## Problem to solve
Scan the data below and pick out the lines containing the word "long".

## Stored data
☆ ☆ ☆

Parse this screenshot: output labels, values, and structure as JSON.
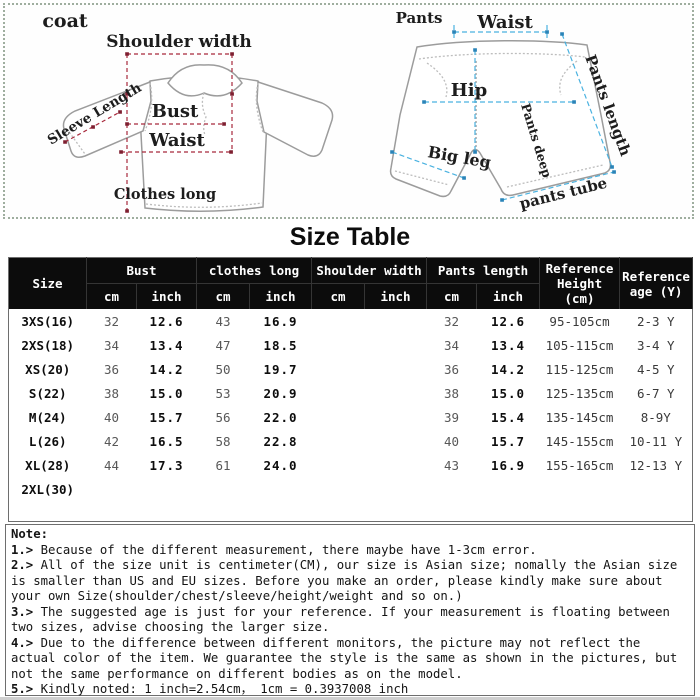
{
  "diagrams": {
    "coat": {
      "title": "coat",
      "measure_color": "#a8293c",
      "marker_color": "#7e1f30",
      "labels": {
        "shoulder_width": "Shoulder width",
        "sleeve_length": "Sleeve Length",
        "bust": "Bust",
        "waist": "Waist",
        "clothes_long": "Clothes long"
      }
    },
    "pants": {
      "title": "Pants",
      "measure_color": "#4ab2e0",
      "marker_color": "#2a84b8",
      "labels": {
        "waist": "Waist",
        "hip": "Hip",
        "big_leg": "Big leg",
        "pants_deep": "Pants deep",
        "pants_length": "Pants length",
        "pants_tube": "pants tube"
      }
    }
  },
  "size_table": {
    "title": "Size Table",
    "header": {
      "size_label": "Size",
      "groups": [
        {
          "label": "Bust"
        },
        {
          "label": "clothes long"
        },
        {
          "label": "Shoulder width"
        },
        {
          "label": "Pants length"
        }
      ],
      "unit_cm": "cm",
      "unit_inch": "inch",
      "reference_height_label": "Reference Height (cm)",
      "reference_age_label": "Reference age (Y)"
    },
    "rows": [
      {
        "size": "3XS(16)",
        "cells": [
          "32",
          "12.6",
          "43",
          "16.9",
          "",
          "",
          "32",
          "12.6",
          "95-105cm",
          "2-3 Y"
        ]
      },
      {
        "size": "2XS(18)",
        "cells": [
          "34",
          "13.4",
          "47",
          "18.5",
          "",
          "",
          "34",
          "13.4",
          "105-115cm",
          "3-4 Y"
        ]
      },
      {
        "size": "XS(20)",
        "cells": [
          "36",
          "14.2",
          "50",
          "19.7",
          "",
          "",
          "36",
          "14.2",
          "115-125cm",
          "4-5 Y"
        ]
      },
      {
        "size": "S(22)",
        "cells": [
          "38",
          "15.0",
          "53",
          "20.9",
          "",
          "",
          "38",
          "15.0",
          "125-135cm",
          "6-7 Y"
        ]
      },
      {
        "size": "M(24)",
        "cells": [
          "40",
          "15.7",
          "56",
          "22.0",
          "",
          "",
          "39",
          "15.4",
          "135-145cm",
          "8-9Y"
        ]
      },
      {
        "size": "L(26)",
        "cells": [
          "42",
          "16.5",
          "58",
          "22.8",
          "",
          "",
          "40",
          "15.7",
          "145-155cm",
          "10-11 Y"
        ]
      },
      {
        "size": "XL(28)",
        "cells": [
          "44",
          "17.3",
          "61",
          "24.0",
          "",
          "",
          "43",
          "16.9",
          "155-165cm",
          "12-13 Y"
        ]
      },
      {
        "size": "2XL(30)",
        "cells": [
          "",
          "",
          "",
          "",
          "",
          "",
          "",
          "",
          "",
          ""
        ]
      }
    ]
  },
  "notes": {
    "heading": "Note:",
    "items": [
      {
        "num": "1.>",
        "text": "Because of the different measurement, there maybe have 1-3cm error."
      },
      {
        "num": "2.>",
        "text": "All of the size unit is centimeter(CM), our size is Asian size; nomally the Asian size is smaller than US and EU sizes. Before you make an order, please kindly make sure about your own Size(shoulder/chest/sleeve/height/weight and so on.)"
      },
      {
        "num": "3.>",
        "text": "The suggested age is just for your reference. If your measurement is floating between two sizes, advise choosing the larger size."
      },
      {
        "num": "4.>",
        "text": "Due to the difference between different monitors, the picture may not reflect the actual color of the item. We guarantee the style is the same as shown in the pictures, but not the same performance on different bodies as on the model."
      },
      {
        "num": "5.>",
        "text": "Kindly noted: 1 inch=2.54cm， 1cm = 0.3937008 inch"
      }
    ]
  }
}
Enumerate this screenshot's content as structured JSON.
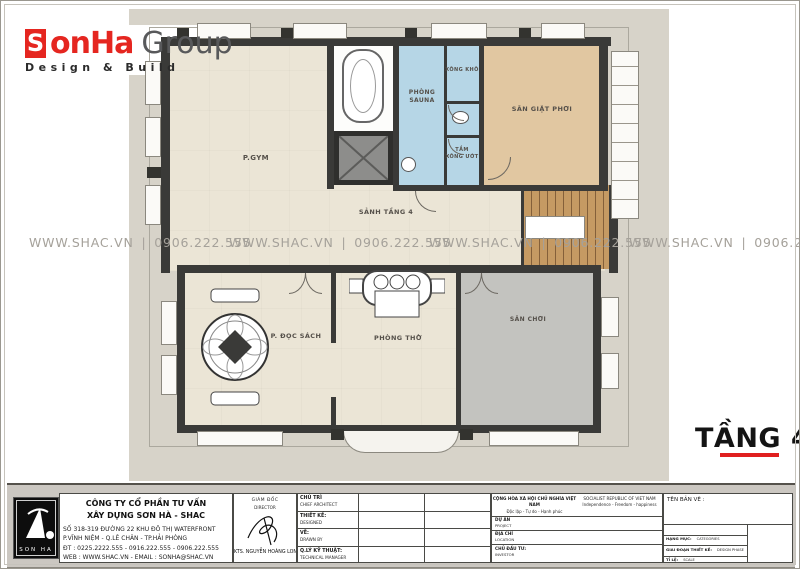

☆ ☆ ☆

## Reply
        "clothes_long": "Clothes long"
          "label": "clothes long"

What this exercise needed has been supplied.